_Document passage_.
## begin
Examination of Witnesses (Questions 247
TUESDAY 19 MARCH 2002
KEEBLE MP, MR
247. Can I welcome you to the Committee and
can I ask you to identify yourself and your team for the record
(Ms Keeble) Yes, I am Sally Keeble. I am Parliamentary
Under-Secretary of State at the Department of Transport, Local
Government and the Regions. I have with me Ken Swan, who is from
the Finance and Sponsorship Division and Peter Capell from the
Planning and Land Use Statistics Division.
248. Thank you very much. Do you want to say
anything by way of introduction or are you happy to go straight
(Ms Keeble) I would like to say something.
249. By all means.
(Ms Keeble) I am very pleased that the Sub-Committee
has decided to undertake this investigation into the work of Ordnance
Survey. I took on ministerial responsibility for it last summer,
along with my separate departmental responsibility. Ordnance Survey
is a non-ministerial government department. It is an executive
agency and operates, as you know, as a trading fund. As the Minister
for Ordnance Survey, I have particular responsibilities for its
strategic direction, for approving its business plans and to set
the agency key targets each year. I have to say, I have been extremely
impressed by the work of Ordnance Survey. The advances that are
being made with digitised geographic and mapping information are
very striking in their speed and quality. During the meetings
that I have had with the Chief Executive, presentations I have
been to and during short visits to Southampton, I have been very
impressed with the energy and the sense of direction that is going
into Ordnance Survey's programme of change on both a services
and a staffing level. They are very actively responding to the
needs of the geographic information marketplace, and also producing
a climate of change within the organisation which all staff are
being encouraged to contribute to, and some are clearly very supportive
of as well. They have made very significant progress over the
last two to three years and I am very keen to ensure that that
development continues. You will have heard that Ordnance Survey
data makes a huge contribution to the UK economy and we need to
make sure that that contribution grows and continues. However,
perhaps of more concern to me is the fact that Ordnance Survey
has a major role to play in the development of public service
delivery and that has very much informed my decision-making. You
will be aware that I announced to the House on the 19th December
that as a consequence of the report from stage one of the Quinquennial
Review of OS, I was minded to accept the recommendation that the
agency should move to a wholly government-owned plc. It was considered
that such a status would provide the flexibilities and business
freedoms to enable OS to continue to develop and respond quickly
and effectively to the changing demands of a rapidly evolving
industry and marketplace, and also, therefore, to meet the needs
of public service providers. The Department and OS have now embarked
on stage two of the Review that is seeking to produce a thorough
assessment of the costs and benefits that the most appropriate
government-owned plc model would have over the current trading
fund status. We have appointed consultants to undertake the work.
## end
_Provided material_.
## begin
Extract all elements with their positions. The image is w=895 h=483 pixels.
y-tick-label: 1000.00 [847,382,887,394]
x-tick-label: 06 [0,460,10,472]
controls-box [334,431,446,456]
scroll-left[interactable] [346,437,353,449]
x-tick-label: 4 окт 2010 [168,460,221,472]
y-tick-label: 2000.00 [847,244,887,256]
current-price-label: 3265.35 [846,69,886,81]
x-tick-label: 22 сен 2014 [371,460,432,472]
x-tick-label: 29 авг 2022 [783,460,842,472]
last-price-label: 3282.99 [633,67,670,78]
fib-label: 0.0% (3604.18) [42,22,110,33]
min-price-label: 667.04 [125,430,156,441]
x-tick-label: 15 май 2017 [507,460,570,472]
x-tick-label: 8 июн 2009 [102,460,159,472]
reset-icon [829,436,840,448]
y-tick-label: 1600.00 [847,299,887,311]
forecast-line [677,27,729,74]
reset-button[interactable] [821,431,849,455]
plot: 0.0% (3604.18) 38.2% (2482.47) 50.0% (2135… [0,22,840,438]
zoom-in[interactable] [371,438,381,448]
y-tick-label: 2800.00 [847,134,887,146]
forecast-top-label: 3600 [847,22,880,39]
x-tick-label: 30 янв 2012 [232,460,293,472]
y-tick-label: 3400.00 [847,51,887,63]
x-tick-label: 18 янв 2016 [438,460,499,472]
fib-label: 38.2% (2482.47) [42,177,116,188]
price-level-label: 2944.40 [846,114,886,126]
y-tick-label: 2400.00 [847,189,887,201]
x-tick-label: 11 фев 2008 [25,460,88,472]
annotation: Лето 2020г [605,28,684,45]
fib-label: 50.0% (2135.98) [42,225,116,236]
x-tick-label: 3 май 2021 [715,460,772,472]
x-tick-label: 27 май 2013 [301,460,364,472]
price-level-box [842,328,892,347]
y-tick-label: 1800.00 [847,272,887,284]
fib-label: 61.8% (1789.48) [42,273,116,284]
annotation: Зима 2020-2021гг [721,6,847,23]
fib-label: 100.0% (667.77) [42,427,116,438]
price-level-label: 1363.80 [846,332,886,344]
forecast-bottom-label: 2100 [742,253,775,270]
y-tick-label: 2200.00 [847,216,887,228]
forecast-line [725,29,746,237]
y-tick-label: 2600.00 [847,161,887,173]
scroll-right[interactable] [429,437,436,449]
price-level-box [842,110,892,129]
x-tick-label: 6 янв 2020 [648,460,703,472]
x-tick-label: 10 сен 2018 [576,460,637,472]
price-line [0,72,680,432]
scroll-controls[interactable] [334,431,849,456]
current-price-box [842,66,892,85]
## end
## begin
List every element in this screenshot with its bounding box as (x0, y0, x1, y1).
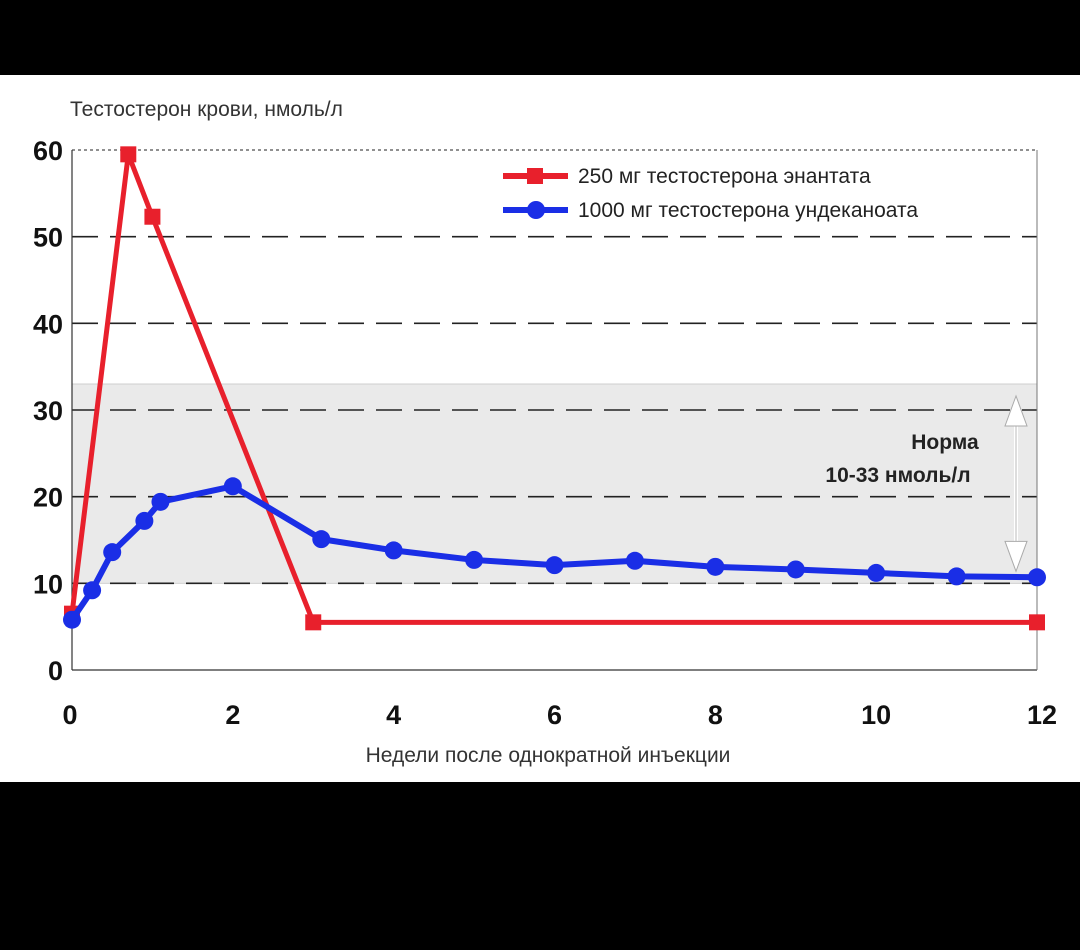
## end
_What you need to do_.
A) Reproduce the passage of the Ordnance Survey hearing transcript between "Examination of Witnesses" and "to say something.", inclusive.
B) Pick up the Ordnance Survey hearing transcript after its final sentence and continue it.

_Task-by-task outputs_.
A)
Examination of Witnesses (Questions 247
TUESDAY 19 MARCH 2002
KEEBLE MP, MR
247. Can I welcome you to the Committee and
can I ask you to identify yourself and your team for the record
(Ms Keeble) Yes, I am Sally Keeble. I am Parliamentary
Under-Secretary of State at the Department of Transport, Local
Government and the Regions. I have with me Ken Swan, who is from
the Finance and Sponsorship Division and Peter Capell from the
Planning and Land Use Statistics Division.
248. Thank you very much. Do you want to say
anything by way of introduction or are you happy to go straight
(Ms Keeble) I would like to say something.

B)
They will also look at the risks of a government-owned plc transition
and what might happen should OS remain as a trading fund. I should
say that stage two is not reopening the issues dealt with within
stage one, but the work is focusing on the government-owned plc
and trading fund comparison. I am looking for a robust and thorough
analysis to inform the decision. I expect to receive the stage
two report in May and to be able to announce a decision on the
future structure before the House rises for the summer recess.
We need to be very positive about the role that OS data can play
in both co-ordinating services across government and developing
citizen-based services. There are many opportunities, and I feel
that we have only at present scratched the surface. At present,
there are some departments and other government bodies that have
not yet gained access to OS data and I am sure that the development
of the pan-government agreement will help to develop those opportunities.
I should also say that I think that the steps that OS have taken
since 1999 to shift away from the development of more specialised
products within the marketplace has also been very important.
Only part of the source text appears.